-- Directive --
Could you pull every line from each of the records below and reproduce it verbatim?
--- BEGIN Data to use ---
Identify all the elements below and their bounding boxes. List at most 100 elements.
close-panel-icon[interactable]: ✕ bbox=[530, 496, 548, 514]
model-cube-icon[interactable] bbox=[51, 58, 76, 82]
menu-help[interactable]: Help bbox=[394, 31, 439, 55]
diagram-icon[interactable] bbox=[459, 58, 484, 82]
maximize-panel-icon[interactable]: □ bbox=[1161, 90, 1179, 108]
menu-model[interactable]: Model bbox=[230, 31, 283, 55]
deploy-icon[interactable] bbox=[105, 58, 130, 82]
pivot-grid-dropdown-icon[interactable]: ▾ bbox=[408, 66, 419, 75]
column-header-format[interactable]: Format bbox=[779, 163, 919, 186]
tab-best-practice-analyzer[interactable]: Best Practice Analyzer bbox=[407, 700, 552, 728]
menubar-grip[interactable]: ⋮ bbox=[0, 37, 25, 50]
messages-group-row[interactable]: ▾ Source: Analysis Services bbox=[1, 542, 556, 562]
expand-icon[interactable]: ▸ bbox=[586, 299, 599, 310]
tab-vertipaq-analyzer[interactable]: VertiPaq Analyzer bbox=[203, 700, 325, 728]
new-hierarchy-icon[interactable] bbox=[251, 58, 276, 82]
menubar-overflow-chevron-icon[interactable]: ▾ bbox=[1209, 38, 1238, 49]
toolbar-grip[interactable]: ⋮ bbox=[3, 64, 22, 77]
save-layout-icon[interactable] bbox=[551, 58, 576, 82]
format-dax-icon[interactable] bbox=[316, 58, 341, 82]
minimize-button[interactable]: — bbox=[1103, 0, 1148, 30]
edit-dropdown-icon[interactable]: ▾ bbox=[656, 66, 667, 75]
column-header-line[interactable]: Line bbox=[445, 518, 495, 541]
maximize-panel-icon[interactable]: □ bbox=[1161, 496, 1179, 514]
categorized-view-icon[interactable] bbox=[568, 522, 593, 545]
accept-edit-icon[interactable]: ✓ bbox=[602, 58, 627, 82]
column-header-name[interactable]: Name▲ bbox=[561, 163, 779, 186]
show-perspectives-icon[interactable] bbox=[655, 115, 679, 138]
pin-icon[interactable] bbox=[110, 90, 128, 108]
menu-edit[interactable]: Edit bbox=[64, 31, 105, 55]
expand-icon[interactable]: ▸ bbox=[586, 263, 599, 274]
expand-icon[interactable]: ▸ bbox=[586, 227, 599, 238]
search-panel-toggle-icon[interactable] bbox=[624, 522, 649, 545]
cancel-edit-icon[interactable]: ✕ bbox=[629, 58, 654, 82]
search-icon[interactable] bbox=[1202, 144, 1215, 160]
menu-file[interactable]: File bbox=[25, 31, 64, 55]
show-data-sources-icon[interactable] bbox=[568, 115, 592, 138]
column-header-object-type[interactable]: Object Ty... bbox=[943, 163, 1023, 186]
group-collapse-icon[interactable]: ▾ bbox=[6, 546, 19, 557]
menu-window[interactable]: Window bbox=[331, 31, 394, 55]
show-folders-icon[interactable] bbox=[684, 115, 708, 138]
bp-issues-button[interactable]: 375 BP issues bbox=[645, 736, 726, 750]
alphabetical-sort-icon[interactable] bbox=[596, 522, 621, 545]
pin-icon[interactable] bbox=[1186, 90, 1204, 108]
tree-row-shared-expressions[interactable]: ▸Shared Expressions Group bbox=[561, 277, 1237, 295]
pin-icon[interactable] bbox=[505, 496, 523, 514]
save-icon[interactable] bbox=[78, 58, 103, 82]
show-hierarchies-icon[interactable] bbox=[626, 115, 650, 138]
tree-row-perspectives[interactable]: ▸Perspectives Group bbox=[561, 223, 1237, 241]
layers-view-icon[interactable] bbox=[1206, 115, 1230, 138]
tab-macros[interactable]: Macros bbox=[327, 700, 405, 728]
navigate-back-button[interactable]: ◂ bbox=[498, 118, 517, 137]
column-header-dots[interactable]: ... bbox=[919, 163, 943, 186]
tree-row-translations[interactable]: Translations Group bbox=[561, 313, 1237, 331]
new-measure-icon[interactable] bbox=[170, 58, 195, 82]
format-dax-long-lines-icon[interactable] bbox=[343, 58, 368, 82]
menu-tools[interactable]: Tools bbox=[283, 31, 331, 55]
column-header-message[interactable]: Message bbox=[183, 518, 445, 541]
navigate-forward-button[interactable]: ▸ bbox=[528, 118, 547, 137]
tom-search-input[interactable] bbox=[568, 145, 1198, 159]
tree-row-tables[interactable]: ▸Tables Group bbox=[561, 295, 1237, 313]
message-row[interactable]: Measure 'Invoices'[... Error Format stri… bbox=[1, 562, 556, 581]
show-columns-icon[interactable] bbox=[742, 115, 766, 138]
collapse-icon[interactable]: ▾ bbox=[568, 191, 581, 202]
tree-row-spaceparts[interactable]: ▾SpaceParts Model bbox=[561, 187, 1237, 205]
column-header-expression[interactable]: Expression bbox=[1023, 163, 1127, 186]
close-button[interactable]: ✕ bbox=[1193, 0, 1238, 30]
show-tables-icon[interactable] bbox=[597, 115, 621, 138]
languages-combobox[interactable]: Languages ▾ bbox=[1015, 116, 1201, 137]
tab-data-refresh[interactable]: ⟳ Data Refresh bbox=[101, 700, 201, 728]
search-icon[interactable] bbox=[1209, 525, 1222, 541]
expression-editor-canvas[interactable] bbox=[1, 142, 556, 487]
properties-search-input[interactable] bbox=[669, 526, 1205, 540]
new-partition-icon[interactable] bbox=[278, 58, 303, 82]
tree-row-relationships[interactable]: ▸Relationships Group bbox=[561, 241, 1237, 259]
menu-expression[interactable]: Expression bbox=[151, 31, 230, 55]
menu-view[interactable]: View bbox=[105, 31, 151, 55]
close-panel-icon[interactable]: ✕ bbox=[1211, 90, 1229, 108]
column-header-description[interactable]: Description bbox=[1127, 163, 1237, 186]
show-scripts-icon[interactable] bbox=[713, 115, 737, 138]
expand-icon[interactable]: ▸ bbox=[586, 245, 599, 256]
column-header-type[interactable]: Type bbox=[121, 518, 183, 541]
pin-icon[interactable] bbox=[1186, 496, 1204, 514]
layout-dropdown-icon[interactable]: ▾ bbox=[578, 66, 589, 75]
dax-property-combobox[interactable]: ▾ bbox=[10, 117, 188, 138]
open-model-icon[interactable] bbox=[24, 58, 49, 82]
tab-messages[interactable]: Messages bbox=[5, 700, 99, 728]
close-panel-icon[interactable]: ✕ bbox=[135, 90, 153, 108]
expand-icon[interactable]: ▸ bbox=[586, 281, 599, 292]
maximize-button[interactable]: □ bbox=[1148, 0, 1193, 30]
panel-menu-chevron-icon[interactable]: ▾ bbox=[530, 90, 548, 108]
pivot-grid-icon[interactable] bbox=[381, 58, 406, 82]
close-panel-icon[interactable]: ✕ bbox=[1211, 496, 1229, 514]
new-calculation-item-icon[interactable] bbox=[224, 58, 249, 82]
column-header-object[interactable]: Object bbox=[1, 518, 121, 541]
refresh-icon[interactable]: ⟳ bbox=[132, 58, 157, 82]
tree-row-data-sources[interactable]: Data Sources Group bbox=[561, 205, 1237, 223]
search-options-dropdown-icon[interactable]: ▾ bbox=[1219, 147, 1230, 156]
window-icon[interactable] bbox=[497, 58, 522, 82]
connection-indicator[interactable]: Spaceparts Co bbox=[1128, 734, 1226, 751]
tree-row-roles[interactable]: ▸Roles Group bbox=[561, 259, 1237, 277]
--- END Data to use ---
-- Expected output --
Identify all the elements below and their bounding boxes. List at most 100 elements.
close-panel-icon[interactable]: ✕ bbox=[530, 496, 548, 514]
model-cube-icon[interactable] bbox=[51, 58, 76, 82]
menu-help[interactable]: Help bbox=[394, 31, 439, 55]
diagram-icon[interactable] bbox=[459, 58, 484, 82]
maximize-panel-icon[interactable]: □ bbox=[1161, 90, 1179, 108]
menu-model[interactable]: Model bbox=[230, 31, 283, 55]
deploy-icon[interactable] bbox=[105, 58, 130, 82]
pivot-grid-dropdown-icon[interactable]: ▾ bbox=[408, 66, 419, 75]
column-header-format[interactable]: Format bbox=[779, 163, 919, 186]
tab-best-practice-analyzer[interactable]: Best Practice Analyzer bbox=[407, 700, 552, 728]
menubar-grip[interactable]: ⋮ bbox=[0, 37, 25, 50]
messages-group-row[interactable]: ▾ Source: Analysis Services bbox=[1, 542, 556, 562]
expand-icon[interactable]: ▸ bbox=[586, 299, 599, 310]
tab-vertipaq-analyzer[interactable]: VertiPaq Analyzer bbox=[203, 700, 325, 728]
new-hierarchy-icon[interactable] bbox=[251, 58, 276, 82]
menubar-overflow-chevron-icon[interactable]: ▾ bbox=[1209, 38, 1238, 49]
toolbar-grip[interactable]: ⋮ bbox=[3, 64, 22, 77]
save-layout-icon[interactable] bbox=[551, 58, 576, 82]
format-dax-icon[interactable] bbox=[316, 58, 341, 82]
minimize-button[interactable]: — bbox=[1103, 0, 1148, 30]
edit-dropdown-icon[interactable]: ▾ bbox=[656, 66, 667, 75]
column-header-line[interactable]: Line bbox=[445, 518, 495, 541]
maximize-panel-icon[interactable]: □ bbox=[1161, 496, 1179, 514]
categorized-view-icon[interactable] bbox=[568, 522, 593, 545]
accept-edit-icon[interactable]: ✓ bbox=[602, 58, 627, 82]
column-header-name[interactable]: Name▲ bbox=[561, 163, 779, 186]
show-perspectives-icon[interactable] bbox=[655, 115, 679, 138]
pin-icon[interactable] bbox=[110, 90, 128, 108]
menu-edit[interactable]: Edit bbox=[64, 31, 105, 55]
expand-icon[interactable]: ▸ bbox=[586, 263, 599, 274]
expand-icon[interactable]: ▸ bbox=[586, 227, 599, 238]
search-panel-toggle-icon[interactable] bbox=[624, 522, 649, 545]
cancel-edit-icon[interactable]: ✕ bbox=[629, 58, 654, 82]
search-icon[interactable] bbox=[1202, 144, 1215, 160]
menu-file[interactable]: File bbox=[25, 31, 64, 55]
show-data-sources-icon[interactable] bbox=[568, 115, 592, 138]
column-header-object-type[interactable]: Object Ty... bbox=[943, 163, 1023, 186]
group-collapse-icon[interactable]: ▾ bbox=[6, 546, 19, 557]
menu-window[interactable]: Window bbox=[331, 31, 394, 55]
show-folders-icon[interactable] bbox=[684, 115, 708, 138]
bp-issues-button[interactable]: 375 BP issues bbox=[645, 736, 726, 750]
alphabetical-sort-icon[interactable] bbox=[596, 522, 621, 545]
pin-icon[interactable] bbox=[1186, 90, 1204, 108]
tree-row-shared-expressions[interactable]: ▸Shared Expressions Group bbox=[561, 277, 1237, 295]
pin-icon[interactable] bbox=[505, 496, 523, 514]
save-icon[interactable] bbox=[78, 58, 103, 82]
show-hierarchies-icon[interactable] bbox=[626, 115, 650, 138]
tree-row-perspectives[interactable]: ▸Perspectives Group bbox=[561, 223, 1237, 241]
layers-view-icon[interactable] bbox=[1206, 115, 1230, 138]
tab-macros[interactable]: Macros bbox=[327, 700, 405, 728]
navigate-back-button[interactable]: ◂ bbox=[498, 118, 517, 137]
column-header-dots[interactable]: ... bbox=[919, 163, 943, 186]
tree-row-translations[interactable]: Translations Group bbox=[561, 313, 1237, 331]
new-measure-icon[interactable] bbox=[170, 58, 195, 82]
format-dax-long-lines-icon[interactable] bbox=[343, 58, 368, 82]
menu-tools[interactable]: Tools bbox=[283, 31, 331, 55]
column-header-message[interactable]: Message bbox=[183, 518, 445, 541]
navigate-forward-button[interactable]: ▸ bbox=[528, 118, 547, 137]
tom-search-input[interactable] bbox=[568, 145, 1198, 159]
tree-row-tables[interactable]: ▸Tables Group bbox=[561, 295, 1237, 313]
message-row[interactable]: Measure 'Invoices'[... Error Format stri… bbox=[1, 562, 556, 581]
show-columns-icon[interactable] bbox=[742, 115, 766, 138]
collapse-icon[interactable]: ▾ bbox=[568, 191, 581, 202]
tree-row-spaceparts[interactable]: ▾SpaceParts Model bbox=[561, 187, 1237, 205]
column-header-expression[interactable]: Expression bbox=[1023, 163, 1127, 186]
close-button[interactable]: ✕ bbox=[1193, 0, 1238, 30]
show-tables-icon[interactable] bbox=[597, 115, 621, 138]
languages-combobox[interactable]: Languages ▾ bbox=[1015, 116, 1201, 137]
tab-data-refresh[interactable]: ⟳ Data Refresh bbox=[101, 700, 201, 728]
search-icon[interactable] bbox=[1209, 525, 1222, 541]
expression-editor-canvas[interactable] bbox=[1, 142, 556, 487]
properties-search-input[interactable] bbox=[669, 526, 1205, 540]
new-partition-icon[interactable] bbox=[278, 58, 303, 82]
tree-row-relationships[interactable]: ▸Relationships Group bbox=[561, 241, 1237, 259]
menu-expression[interactable]: Expression bbox=[151, 31, 230, 55]
menu-view[interactable]: View bbox=[105, 31, 151, 55]
close-panel-icon[interactable]: ✕ bbox=[1211, 90, 1229, 108]
column-header-description[interactable]: Description bbox=[1127, 163, 1237, 186]
show-scripts-icon[interactable] bbox=[713, 115, 737, 138]
expand-icon[interactable]: ▸ bbox=[586, 245, 599, 256]
column-header-type[interactable]: Type bbox=[121, 518, 183, 541]
pin-icon[interactable] bbox=[1186, 496, 1204, 514]
layout-dropdown-icon[interactable]: ▾ bbox=[578, 66, 589, 75]
dax-property-combobox[interactable]: ▾ bbox=[10, 117, 188, 138]
open-model-icon[interactable] bbox=[24, 58, 49, 82]
tab-messages[interactable]: Messages bbox=[5, 700, 99, 728]
close-panel-icon[interactable]: ✕ bbox=[135, 90, 153, 108]
expand-icon[interactable]: ▸ bbox=[586, 281, 599, 292]
maximize-button[interactable]: □ bbox=[1148, 0, 1193, 30]
panel-menu-chevron-icon[interactable]: ▾ bbox=[530, 90, 548, 108]
pivot-grid-icon[interactable] bbox=[381, 58, 406, 82]
close-panel-icon[interactable]: ✕ bbox=[1211, 496, 1229, 514]
new-calculation-item-icon[interactable] bbox=[224, 58, 249, 82]
column-header-object[interactable]: Object bbox=[1, 518, 121, 541]
refresh-icon[interactable]: ⟳ bbox=[132, 58, 157, 82]
tree-row-data-sources[interactable]: Data Sources Group bbox=[561, 205, 1237, 223]
search-options-dropdown-icon[interactable]: ▾ bbox=[1219, 147, 1230, 156]
window-icon[interactable] bbox=[497, 58, 522, 82]
connection-indicator[interactable]: Spaceparts Co bbox=[1128, 734, 1226, 751]
tree-row-roles[interactable]: ▸Roles Group bbox=[561, 259, 1237, 277]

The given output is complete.